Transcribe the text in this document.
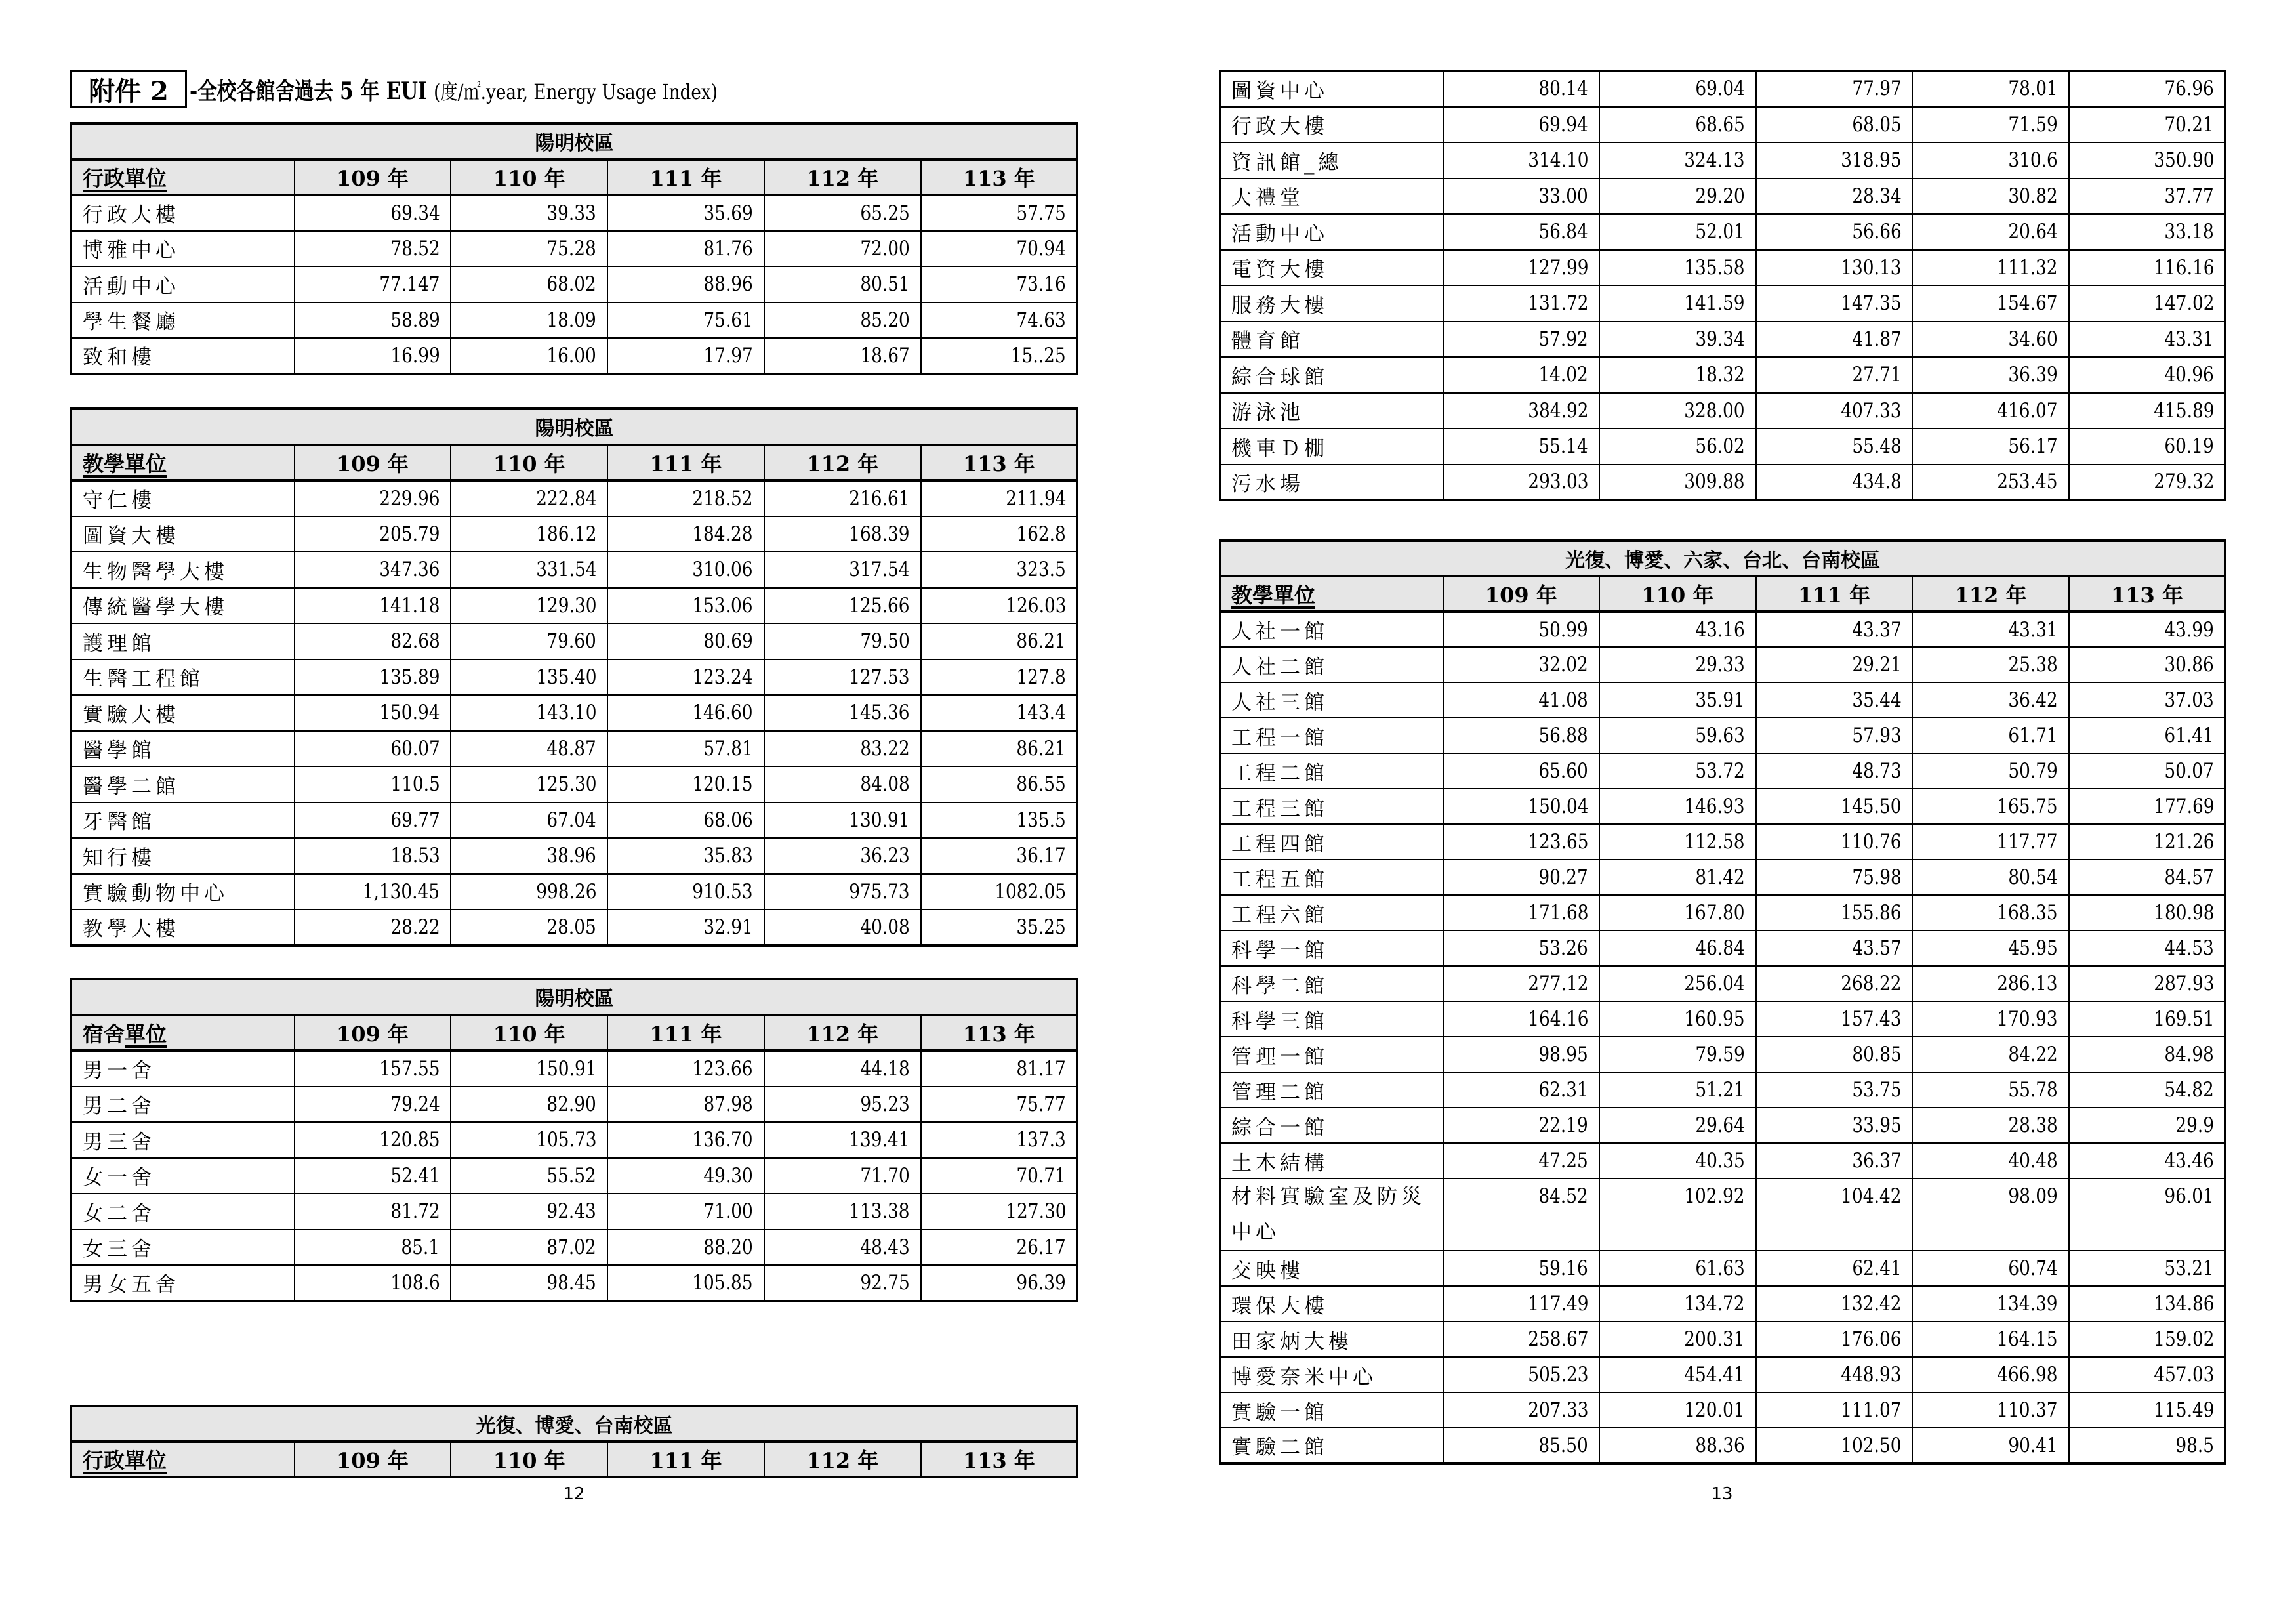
附件 2 -全校各館舍過去 5 年 EUI (度/㎡.year, Energy Usage Index)
陽明校區					
行政單位	109 年	110 年	111 年	112 年	113 年
行政大樓	69.34	39.33	35.69	65.25	57.75
博雅中心	78.52	75.28	81.76	72.00	70.94
活動中心	77.147	68.02	88.96	80.51	73.16
學生餐廳	58.89	18.09	75.61	85.20	74.63
致和樓	16.99	16.00	17.97	18.67	15..25
陽明校區					
教學單位	109 年	110 年	111 年	112 年	113 年
守仁樓	229.96	222.84	218.52	216.61	211.94
圖資大樓	205.79	186.12	184.28	168.39	162.8
生物醫學大樓	347.36	331.54	310.06	317.54	323.5
傳統醫學大樓	141.18	129.30	153.06	125.66	126.03
護理館	82.68	79.60	80.69	79.50	86.21
生醫工程館	135.89	135.40	123.24	127.53	127.8
實驗大樓	150.94	143.10	146.60	145.36	143.4
醫學館	60.07	48.87	57.81	83.22	86.21
醫學二館	110.5	125.30	120.15	84.08	86.55
牙醫館	69.77	67.04	68.06	130.91	135.5
知行樓	18.53	38.96	35.83	36.23	36.17
實驗動物中心	1,130.45	998.26	910.53	975.73	1082.05
教學大樓	28.22	28.05	32.91	40.08	35.25
陽明校區					
宿舍單位	109 年	110 年	111 年	112 年	113 年
男一舍	157.55	150.91	123.66	44.18	81.17
男二舍	79.24	82.90	87.98	95.23	75.77
男三舍	120.85	105.73	136.70	139.41	137.3
女一舍	52.41	55.52	49.30	71.70	70.71
女二舍	81.72	92.43	71.00	113.38	127.30
女三舍	85.1	87.02	88.20	48.43	26.17
男女五舍	108.6	98.45	105.85	92.75	96.39
光復、博愛、台南校區
行政單位	109 年	110 年	111 年	112 年	113 年
圖資中心	80.14	69.04	77.97	78.01	76.96
行政大樓	69.94	68.65	68.05	71.59	70.21
資訊館_總	314.10	324.13	318.95	310.6	350.90
大禮堂	33.00	29.20	28.34	30.82	37.77
活動中心	56.84	52.01	56.66	20.64	33.18
電資大樓	127.99	135.58	130.13	111.32	116.16
服務大樓	131.72	141.59	147.35	154.67	147.02
體育館	57.92	39.34	41.87	34.60	43.31
綜合球館	14.02	18.32	27.71	36.39	40.96
游泳池	384.92	328.00	407.33	416.07	415.89
機車Ｄ棚	55.14	56.02	55.48	56.17	60.19
污水場	293.03	309.88	434.8	253.45	279.32
光復、博愛、六家、台北、台南校區					
教學單位	109 年	110 年	111 年	112 年	113 年
人社一館	50.99	43.16	43.37	43.31	43.99
人社二館	32.02	29.33	29.21	25.38	30.86
人社三館	41.08	35.91	35.44	36.42	37.03
工程一館	56.88	59.63	57.93	61.71	61.41
工程二館	65.60	53.72	48.73	50.79	50.07
工程三館	150.04	146.93	145.50	165.75	177.69
工程四館	123.65	112.58	110.76	117.77	121.26
工程五館	90.27	81.42	75.98	80.54	84.57
工程六館	171.68	167.80	155.86	168.35	180.98
科學一館	53.26	46.84	43.57	45.95	44.53
科學二館	277.12	256.04	268.22	286.13	287.93
科學三館	164.16	160.95	157.43	170.93	169.51
管理一館	98.95	79.59	80.85	84.22	84.98
管理二館	62.31	51.21	53.75	55.78	54.82
綜合一館	22.19	29.64	33.95	28.38	29.9
土木結構	47.25	40.35	36.37	40.48	43.46
材料實驗室及防災中心	84.52	102.92	104.42	98.09	96.01
交映樓	59.16	61.63	62.41	60.74	53.21
環保大樓	117.49	134.72	132.42	134.39	134.86
田家炳大樓	258.67	200.31	176.06	164.15	159.02
博愛奈米中心	505.23	454.41	448.93	466.98	457.03
實驗一館	207.33	120.01	111.07	110.37	115.49
實驗二館	85.50	88.36	102.50	90.41	98.5
12	13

:::::

▶ [Problem description]: Gather up the lines containing the word "行政大樓" from these records and copy them.

▶ [The result]:
行政大樓	69.34	39.33	35.69	65.25	57.75
行政大樓	69.94	68.65	68.05	71.59	70.21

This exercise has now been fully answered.